文档节选:
◆ ◆ ◆ ◆ ◆

到目前为止,我们仅仅订了Theano运行的计算图模型。为了得到真实的P(Y|x,W,b)值,我们需要创建函数 get_p_y_given_x, 它以x为参数,输出值为p_y_given_x。我们可以遍历它的值,并得到数据属于每一个类别的概率。

现在,让我们结束Theano图的创建。为了得到模型的预测结果,我们用T.argmax操作符,这个操作返回p_y_given_x中做大值得索引。

类似的,为了得到给定输入的预测结果,我们定义函数classify。该函数以模型输入矩阵x为参数,输出为列向量,表示了每个实例的预测类别。

当然,这个模型还没有任何用途,因为模型参数还处于初始状态。下面的章节中,我们将学习如何训练模型 。

损失函数

模型的训练过程也就是最小化损失函数的过程。 在多类别的对数回归模型中,通常采用负对数似然函数作为模型的参数。这相当于在以θ为参数的模型中,最大化训练数据的似然。如果我们定义似然和损失函数如下:

 

L(θ={W,b},D)=i=0|D|log(P(Y=y(i)|x(i),W,b))(θ={W,b},D)=L(θ={W,b},D)

 

下面的代码演示了如何计算一个minbatch的损失

loss = -T.mean(T.log(p_y_given_x)[T.arange(y.shape[0]), y])
# note on syntax: T.arange(y.shape[0]) is a vector of integers [0,1,2,...,len(y)].
# Indexing a matrix M by the two vectors [0,1,...,K], [a,b,...,k] returns the
# elements M[0,a], M[1,b], ..., M[K,k] as a vector.  Here, we use this
# syntax to retrieve the log-probability of the correct labels, y.

创建LogisticRegression类

现在我们已经有了LogisticRegression类的所有功能。该类的代码如下,这些代码涵盖了我们之前学习的所有功能。

复制代码
class LogisticRegression(object):

    def __init__(self, input, n_in, n_out):
        """ Initialize the parameters of the logistic regression

        :type input: theano.tensor.TensorType
        :param input: symbolic variable that describes the input of the
                      architecture (e.g., one minibatch of input images)

        :type n_in: int
        :param n_in: number of input units, the dimension of the space in
                     which the datapoint lies

        :type n_out: int
        :param n_out: number of output units, the dimension of the space in
                      which the target lies
        """

        # initialize with 0 the weights W as a matrix of shape (n_in, n_out)
        self.W = theano.shared(value=numpy.zeros((n_in, n_out),
                                            dtype=theano.config.floatX), name='W' )
        # initialize the baises b as a vector of n_out 0s
        self.b = theano.shared(value=numpy.zeros((n_out,),
                                            dtype=theano.config.floatX), name='b' )

◆ ◆ ◆ ◆ ◆

题目 A: 在这段讲Theano逻辑回归的文档节选里,要得到模型的预测结果,用的是哪个操作符?
题目 B: 请接着这段讲Theano逻辑回归的文档节选往下写,从最后一行代码之后开始续写。

数据集条目:

◆ ◆ ◆ ◆ ◆

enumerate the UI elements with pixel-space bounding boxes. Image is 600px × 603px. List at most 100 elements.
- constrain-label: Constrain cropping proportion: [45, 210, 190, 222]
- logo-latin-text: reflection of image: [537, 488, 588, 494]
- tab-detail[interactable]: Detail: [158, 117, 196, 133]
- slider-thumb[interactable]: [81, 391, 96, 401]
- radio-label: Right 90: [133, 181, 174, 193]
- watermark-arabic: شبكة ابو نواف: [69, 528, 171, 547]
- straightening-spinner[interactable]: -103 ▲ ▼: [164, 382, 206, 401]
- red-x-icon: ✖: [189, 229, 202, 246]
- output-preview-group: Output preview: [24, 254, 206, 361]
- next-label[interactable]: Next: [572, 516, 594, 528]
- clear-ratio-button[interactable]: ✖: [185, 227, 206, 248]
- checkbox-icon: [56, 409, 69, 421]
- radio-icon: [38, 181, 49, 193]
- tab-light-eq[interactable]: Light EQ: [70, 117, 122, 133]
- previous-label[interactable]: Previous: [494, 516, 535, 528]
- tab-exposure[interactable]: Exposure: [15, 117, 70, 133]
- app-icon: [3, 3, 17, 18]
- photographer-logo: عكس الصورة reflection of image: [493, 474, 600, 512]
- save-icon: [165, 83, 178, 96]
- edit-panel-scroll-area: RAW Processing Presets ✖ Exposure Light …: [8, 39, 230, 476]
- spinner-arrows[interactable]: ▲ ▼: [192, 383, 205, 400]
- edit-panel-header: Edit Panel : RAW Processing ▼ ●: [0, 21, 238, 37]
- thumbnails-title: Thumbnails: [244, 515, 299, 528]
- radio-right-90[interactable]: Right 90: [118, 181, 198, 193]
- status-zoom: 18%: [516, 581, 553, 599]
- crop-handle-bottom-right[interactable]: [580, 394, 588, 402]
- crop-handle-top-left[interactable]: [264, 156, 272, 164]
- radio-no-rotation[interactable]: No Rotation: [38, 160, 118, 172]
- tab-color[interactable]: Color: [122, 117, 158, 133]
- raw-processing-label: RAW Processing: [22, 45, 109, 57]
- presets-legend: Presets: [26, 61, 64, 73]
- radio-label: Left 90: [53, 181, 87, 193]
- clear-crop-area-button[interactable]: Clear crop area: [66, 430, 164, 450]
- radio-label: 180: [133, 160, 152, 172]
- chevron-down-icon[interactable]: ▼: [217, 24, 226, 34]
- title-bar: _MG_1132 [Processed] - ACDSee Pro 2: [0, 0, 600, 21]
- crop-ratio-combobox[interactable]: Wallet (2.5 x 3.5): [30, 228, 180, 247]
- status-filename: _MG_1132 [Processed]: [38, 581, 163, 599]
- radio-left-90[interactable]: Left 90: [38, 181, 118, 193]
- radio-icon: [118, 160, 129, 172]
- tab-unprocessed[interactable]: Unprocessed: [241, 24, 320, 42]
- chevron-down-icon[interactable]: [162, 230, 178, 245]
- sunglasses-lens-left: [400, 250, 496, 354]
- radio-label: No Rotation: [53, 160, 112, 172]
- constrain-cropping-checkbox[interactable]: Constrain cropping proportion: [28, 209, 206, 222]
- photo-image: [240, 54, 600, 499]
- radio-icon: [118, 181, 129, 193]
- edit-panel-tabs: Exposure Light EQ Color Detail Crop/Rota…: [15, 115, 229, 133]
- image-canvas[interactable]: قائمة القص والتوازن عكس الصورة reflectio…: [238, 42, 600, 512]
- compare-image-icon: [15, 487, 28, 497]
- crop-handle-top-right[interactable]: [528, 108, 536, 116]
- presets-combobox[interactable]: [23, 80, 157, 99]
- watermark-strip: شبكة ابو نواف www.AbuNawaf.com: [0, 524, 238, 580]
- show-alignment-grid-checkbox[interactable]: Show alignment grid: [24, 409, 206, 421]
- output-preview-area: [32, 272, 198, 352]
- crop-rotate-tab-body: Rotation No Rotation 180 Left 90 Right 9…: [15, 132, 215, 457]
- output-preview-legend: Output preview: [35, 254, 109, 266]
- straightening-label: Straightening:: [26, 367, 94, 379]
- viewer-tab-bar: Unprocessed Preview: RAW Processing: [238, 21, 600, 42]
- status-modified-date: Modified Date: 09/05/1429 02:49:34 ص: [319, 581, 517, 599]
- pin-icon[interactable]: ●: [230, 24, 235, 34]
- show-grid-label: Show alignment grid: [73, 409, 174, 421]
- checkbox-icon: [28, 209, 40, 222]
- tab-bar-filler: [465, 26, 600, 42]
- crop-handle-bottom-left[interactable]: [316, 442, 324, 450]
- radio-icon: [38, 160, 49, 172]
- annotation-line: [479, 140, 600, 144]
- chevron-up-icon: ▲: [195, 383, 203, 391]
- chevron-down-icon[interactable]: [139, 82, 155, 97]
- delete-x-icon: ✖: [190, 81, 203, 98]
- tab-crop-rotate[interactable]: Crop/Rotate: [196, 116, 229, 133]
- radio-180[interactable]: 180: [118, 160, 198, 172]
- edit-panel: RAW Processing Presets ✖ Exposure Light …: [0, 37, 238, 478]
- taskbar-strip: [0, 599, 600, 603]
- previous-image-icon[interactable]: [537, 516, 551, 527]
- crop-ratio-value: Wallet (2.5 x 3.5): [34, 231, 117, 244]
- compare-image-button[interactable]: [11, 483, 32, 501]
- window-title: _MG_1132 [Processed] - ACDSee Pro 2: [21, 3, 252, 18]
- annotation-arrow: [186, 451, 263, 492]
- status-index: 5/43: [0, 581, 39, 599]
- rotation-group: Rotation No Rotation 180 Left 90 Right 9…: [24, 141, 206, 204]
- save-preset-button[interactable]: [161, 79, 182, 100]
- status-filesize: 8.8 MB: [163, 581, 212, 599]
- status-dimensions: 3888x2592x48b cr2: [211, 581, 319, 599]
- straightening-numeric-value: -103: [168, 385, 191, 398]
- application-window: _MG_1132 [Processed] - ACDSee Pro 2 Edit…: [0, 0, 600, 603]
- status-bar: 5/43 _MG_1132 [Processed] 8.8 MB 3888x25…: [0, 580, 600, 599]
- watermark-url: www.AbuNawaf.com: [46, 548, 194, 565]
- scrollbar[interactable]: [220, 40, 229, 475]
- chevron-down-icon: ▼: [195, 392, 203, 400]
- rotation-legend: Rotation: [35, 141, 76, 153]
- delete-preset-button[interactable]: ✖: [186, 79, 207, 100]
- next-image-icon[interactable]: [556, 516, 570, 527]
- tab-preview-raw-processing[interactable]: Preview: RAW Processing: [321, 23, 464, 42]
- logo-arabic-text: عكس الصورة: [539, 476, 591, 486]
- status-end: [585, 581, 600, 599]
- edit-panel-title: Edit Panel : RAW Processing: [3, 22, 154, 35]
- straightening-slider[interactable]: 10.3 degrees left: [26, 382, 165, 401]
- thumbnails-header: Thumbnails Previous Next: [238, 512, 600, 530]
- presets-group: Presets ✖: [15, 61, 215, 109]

◆ ◆ ◆ ◆ ◆

书面回答 A: T.argmax操作符。

书面回答 B:
        # compute vector of class-membership probabilities in symbolic form
        self.p_y_given_x = T.nnet.softmax(T.dot(input, self.W) + self.b)

        # compute prediction as class whose probability is maximal in
        # symbolic form
        self.y_pred=T.argmax(self.p_y_given_x, axis=1)


    def negative_log_likelihood(self, y):
        """Return the mean of the negative log-likelihood of the prediction
        of this model under a given target distribution.

        .. math::

          \frac{1}{|\mathcal{D}|} \mathcal{L} (\theta=\{W,b\}, \mathcal{D}) =
          \frac{1}{|\mathcal{D}|} \sum_{i=0}^{|\mathcal{D}|} \log(P(Y=y^{(i)}|x^{(i)}, W,b)) \\
              \ell (\theta=\{W,b\}, \mathcal{D})


        :param y: corresponds to a vector that gives for each example the
                  correct label;

        Note: we use the mean instead of the sum so that
              the learning rate is less dependent on the batch size
        """
        return -T.mean(T.log(self.p_y_given_x)[T.arange(y.shape[0]), y])
复制代码

这个类可以通过以下方式实例化:

复制代码
# allocate symbolic variables for the data
x = T.fmatrix()  # the data is presented as rasterized images (each being a 1-D row vector in x)
y = T.lvector()  # the labels are presented as 1D vector of [long int] labels

# construct the logistic regression class
classifier = LogisticRegression(
               input=x.reshape((batch_size, 28 * 28)), n_in=28 * 28, n_out=10)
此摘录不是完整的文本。